Dataset records:
══════════════════════════════

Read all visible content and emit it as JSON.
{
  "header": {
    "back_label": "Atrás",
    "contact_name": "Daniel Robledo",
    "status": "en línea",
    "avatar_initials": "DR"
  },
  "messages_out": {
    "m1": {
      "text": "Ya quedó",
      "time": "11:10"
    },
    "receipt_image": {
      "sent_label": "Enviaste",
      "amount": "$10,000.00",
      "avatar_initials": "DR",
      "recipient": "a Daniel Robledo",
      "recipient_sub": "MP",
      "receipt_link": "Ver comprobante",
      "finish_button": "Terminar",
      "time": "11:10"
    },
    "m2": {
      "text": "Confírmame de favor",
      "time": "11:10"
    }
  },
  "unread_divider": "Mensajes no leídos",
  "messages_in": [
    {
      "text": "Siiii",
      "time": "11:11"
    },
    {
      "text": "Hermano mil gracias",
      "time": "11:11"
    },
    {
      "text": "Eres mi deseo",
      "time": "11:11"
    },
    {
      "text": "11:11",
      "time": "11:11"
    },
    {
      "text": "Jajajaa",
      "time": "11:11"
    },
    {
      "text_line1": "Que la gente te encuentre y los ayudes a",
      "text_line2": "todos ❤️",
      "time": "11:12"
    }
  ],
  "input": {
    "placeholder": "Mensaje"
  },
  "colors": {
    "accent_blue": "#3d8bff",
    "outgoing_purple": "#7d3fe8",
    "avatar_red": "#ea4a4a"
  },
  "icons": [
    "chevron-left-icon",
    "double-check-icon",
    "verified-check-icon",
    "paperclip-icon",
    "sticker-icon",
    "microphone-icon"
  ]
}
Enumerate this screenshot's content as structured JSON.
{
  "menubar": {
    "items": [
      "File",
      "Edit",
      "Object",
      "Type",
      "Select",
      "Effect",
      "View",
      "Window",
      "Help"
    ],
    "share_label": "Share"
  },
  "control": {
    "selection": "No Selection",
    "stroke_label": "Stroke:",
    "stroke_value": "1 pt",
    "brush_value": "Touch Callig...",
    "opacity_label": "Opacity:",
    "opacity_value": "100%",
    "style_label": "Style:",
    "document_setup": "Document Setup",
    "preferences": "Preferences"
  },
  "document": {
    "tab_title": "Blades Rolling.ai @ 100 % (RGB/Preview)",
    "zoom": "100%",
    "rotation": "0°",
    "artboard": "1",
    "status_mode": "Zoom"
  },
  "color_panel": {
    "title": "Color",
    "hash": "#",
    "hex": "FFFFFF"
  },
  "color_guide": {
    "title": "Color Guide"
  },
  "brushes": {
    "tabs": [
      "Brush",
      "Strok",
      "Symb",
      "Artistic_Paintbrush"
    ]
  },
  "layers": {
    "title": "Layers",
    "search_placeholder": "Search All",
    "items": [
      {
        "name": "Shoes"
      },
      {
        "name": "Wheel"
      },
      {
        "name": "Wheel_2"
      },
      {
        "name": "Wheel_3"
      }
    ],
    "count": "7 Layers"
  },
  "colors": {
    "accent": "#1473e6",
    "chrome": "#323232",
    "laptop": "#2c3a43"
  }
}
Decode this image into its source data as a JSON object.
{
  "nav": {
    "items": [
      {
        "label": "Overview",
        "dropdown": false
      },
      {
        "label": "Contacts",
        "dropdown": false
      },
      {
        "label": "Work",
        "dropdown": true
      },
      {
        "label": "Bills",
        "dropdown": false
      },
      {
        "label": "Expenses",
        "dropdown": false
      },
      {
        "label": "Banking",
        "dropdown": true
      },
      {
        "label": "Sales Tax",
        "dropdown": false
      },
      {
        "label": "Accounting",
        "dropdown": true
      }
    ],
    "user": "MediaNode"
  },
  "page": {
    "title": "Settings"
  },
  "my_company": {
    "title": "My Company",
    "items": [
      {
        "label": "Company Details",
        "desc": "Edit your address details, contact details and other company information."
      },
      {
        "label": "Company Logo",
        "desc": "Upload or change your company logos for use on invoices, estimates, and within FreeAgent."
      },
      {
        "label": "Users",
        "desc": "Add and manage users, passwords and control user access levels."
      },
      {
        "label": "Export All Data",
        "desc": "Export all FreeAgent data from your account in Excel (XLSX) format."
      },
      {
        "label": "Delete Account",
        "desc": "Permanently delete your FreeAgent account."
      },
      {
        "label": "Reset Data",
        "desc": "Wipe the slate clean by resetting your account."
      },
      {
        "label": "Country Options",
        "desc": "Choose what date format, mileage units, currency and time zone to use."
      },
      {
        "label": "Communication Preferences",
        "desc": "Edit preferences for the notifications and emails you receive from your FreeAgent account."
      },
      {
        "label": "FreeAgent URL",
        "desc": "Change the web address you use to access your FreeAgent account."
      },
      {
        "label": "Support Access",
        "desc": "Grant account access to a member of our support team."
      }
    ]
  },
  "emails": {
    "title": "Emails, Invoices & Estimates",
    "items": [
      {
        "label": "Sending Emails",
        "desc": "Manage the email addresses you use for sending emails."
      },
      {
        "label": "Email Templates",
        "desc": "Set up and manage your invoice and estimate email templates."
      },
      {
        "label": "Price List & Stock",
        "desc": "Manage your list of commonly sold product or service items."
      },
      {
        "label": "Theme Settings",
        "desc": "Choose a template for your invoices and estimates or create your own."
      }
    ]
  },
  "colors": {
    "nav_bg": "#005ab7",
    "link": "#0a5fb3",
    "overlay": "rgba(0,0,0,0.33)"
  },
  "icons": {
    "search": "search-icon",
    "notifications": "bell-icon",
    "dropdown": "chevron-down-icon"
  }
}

══════════════════════════════

◆ DIRECTION
Reproduce all data above, unchanged.

◆ SOLVED EXERCISE
Read all visible content and emit it as JSON.
{
  "header": {
    "back_label": "Atrás",
    "contact_name": "Daniel Robledo",
    "status": "en línea",
    "avatar_initials": "DR"
  },
  "messages_out": {
    "m1": {
      "text": "Ya quedó",
      "time": "11:10"
    },
    "receipt_image": {
      "sent_label": "Enviaste",
      "amount": "$10,000.00",
      "avatar_initials": "DR",
      "recipient": "a Daniel Robledo",
      "recipient_sub": "MP",
      "receipt_link": "Ver comprobante",
      "finish_button": "Terminar",
      "time": "11:10"
    },
    "m2": {
      "text": "Confírmame de favor",
      "time": "11:10"
    }
  },
  "unread_divider": "Mensajes no leídos",
  "messages_in": [
    {
      "text": "Siiii",
      "time": "11:11"
    },
    {
      "text": "Hermano mil gracias",
      "time": "11:11"
    },
    {
      "text": "Eres mi deseo",
      "time": "11:11"
    },
    {
      "text": "11:11",
      "time": "11:11"
    },
    {
      "text": "Jajajaa",
      "time": "11:11"
    },
    {
      "text_line1": "Que la gente te encuentre y los ayudes a",
      "text_line2": "todos ❤️",
      "time": "11:12"
    }
  ],
  "input": {
    "placeholder": "Mensaje"
  },
  "colors": {
    "accent_blue": "#3d8bff",
    "outgoing_purple": "#7d3fe8",
    "avatar_red": "#ea4a4a"
  },
  "icons": [
    "chevron-left-icon",
    "double-check-icon",
    "verified-check-icon",
    "paperclip-icon",
    "sticker-icon",
    "microphone-icon"
  ]
}
Enumerate this screenshot's content as structured JSON.
{
  "menubar": {
    "items": [
      "File",
      "Edit",
      "Object",
      "Type",
      "Select",
      "Effect",
      "View",
      "Window",
      "Help"
    ],
    "share_label": "Share"
  },
  "control": {
    "selection": "No Selection",
    "stroke_label": "Stroke:",
    "stroke_value": "1 pt",
    "brush_value": "Touch Callig...",
    "opacity_label": "Opacity:",
    "opacity_value": "100%",
    "style_label": "Style:",
    "document_setup": "Document Setup",
    "preferences": "Preferences"
  },
  "document": {
    "tab_title": "Blades Rolling.ai @ 100 % (RGB/Preview)",
    "zoom": "100%",
    "rotation": "0°",
    "artboard": "1",
    "status_mode": "Zoom"
  },
  "color_panel": {
    "title": "Color",
    "hash": "#",
    "hex": "FFFFFF"
  },
  "color_guide": {
    "title": "Color Guide"
  },
  "brushes": {
    "tabs": [
      "Brush",
      "Strok",
      "Symb",
      "Artistic_Paintbrush"
    ]
  },
  "layers": {
    "title": "Layers",
    "search_placeholder": "Search All",
    "items": [
      {
        "name": "Shoes"
      },
      {
        "name": "Wheel"
      },
      {
        "name": "Wheel_2"
      },
      {
        "name": "Wheel_3"
      }
    ],
    "count": "7 Layers"
  },
  "colors": {
    "accent": "#1473e6",
    "chrome": "#323232",
    "laptop": "#2c3a43"
  }
}
Decode this image into its source data as a JSON object.
{
  "nav": {
    "items": [
      {
        "label": "Overview",
        "dropdown": false
      },
      {
        "label": "Contacts",
        "dropdown": false
      },
      {
        "label": "Work",
        "dropdown": true
      },
      {
        "label": "Bills",
        "dropdown": false
      },
      {
        "label": "Expenses",
        "dropdown": false
      },
      {
        "label": "Banking",
        "dropdown": true
      },
      {
        "label": "Sales Tax",
        "dropdown": false
      },
      {
        "label": "Accounting",
        "dropdown": true
      }
    ],
    "user": "MediaNode"
  },
  "page": {
    "title": "Settings"
  },
  "my_company": {
    "title": "My Company",
    "items": [
      {
        "label": "Company Details",
        "desc": "Edit your address details, contact details and other company information."
      },
      {
        "label": "Company Logo",
        "desc": "Upload or change your company logos for use on invoices, estimates, and within FreeAgent."
      },
      {
        "label": "Users",
        "desc": "Add and manage users, passwords and control user access levels."
      },
      {
        "label": "Export All Data",
        "desc": "Export all FreeAgent data from your account in Excel (XLSX) format."
      },
      {
        "label": "Delete Account",
        "desc": "Permanently delete your FreeAgent account."
      },
      {
        "label": "Reset Data",
        "desc": "Wipe the slate clean by resetting your account."
      },
      {
        "label": "Country Options",
        "desc": "Choose what date format, mileage units, currency and time zone to use."
      },
      {
        "label": "Communication Preferences",
        "desc": "Edit preferences for the notifications and emails you receive from your FreeAgent account."
      },
      {
        "label": "FreeAgent URL",
        "desc": "Change the web address you use to access your FreeAgent account."
      },
      {
        "label": "Support Access",
        "desc": "Grant account access to a member of our support team."
      }
    ]
  },
  "emails": {
    "title": "Emails, Invoices & Estimates",
    "items": [
      {
        "label": "Sending Emails",
        "desc": "Manage the email addresses you use for sending emails."
      },
      {
        "label": "Email Templates",
        "desc": "Set up and manage your invoice and estimate email templates."
      },
      {
        "label": "Price List & Stock",
        "desc": "Manage your list of commonly sold product or service items."
      },
      {
        "label": "Theme Settings",
        "desc": "Choose a template for your invoices and estimates or create your own."
      }
    ]
  },
  "colors": {
    "nav_bg": "#005ab7",
    "link": "#0a5fb3",
    "overlay": "rgba(0,0,0,0.33)"
  },
  "icons": {
    "search": "search-icon",
    "notifications": "bell-icon",
    "dropdown": "chevron-down-icon"
  }
}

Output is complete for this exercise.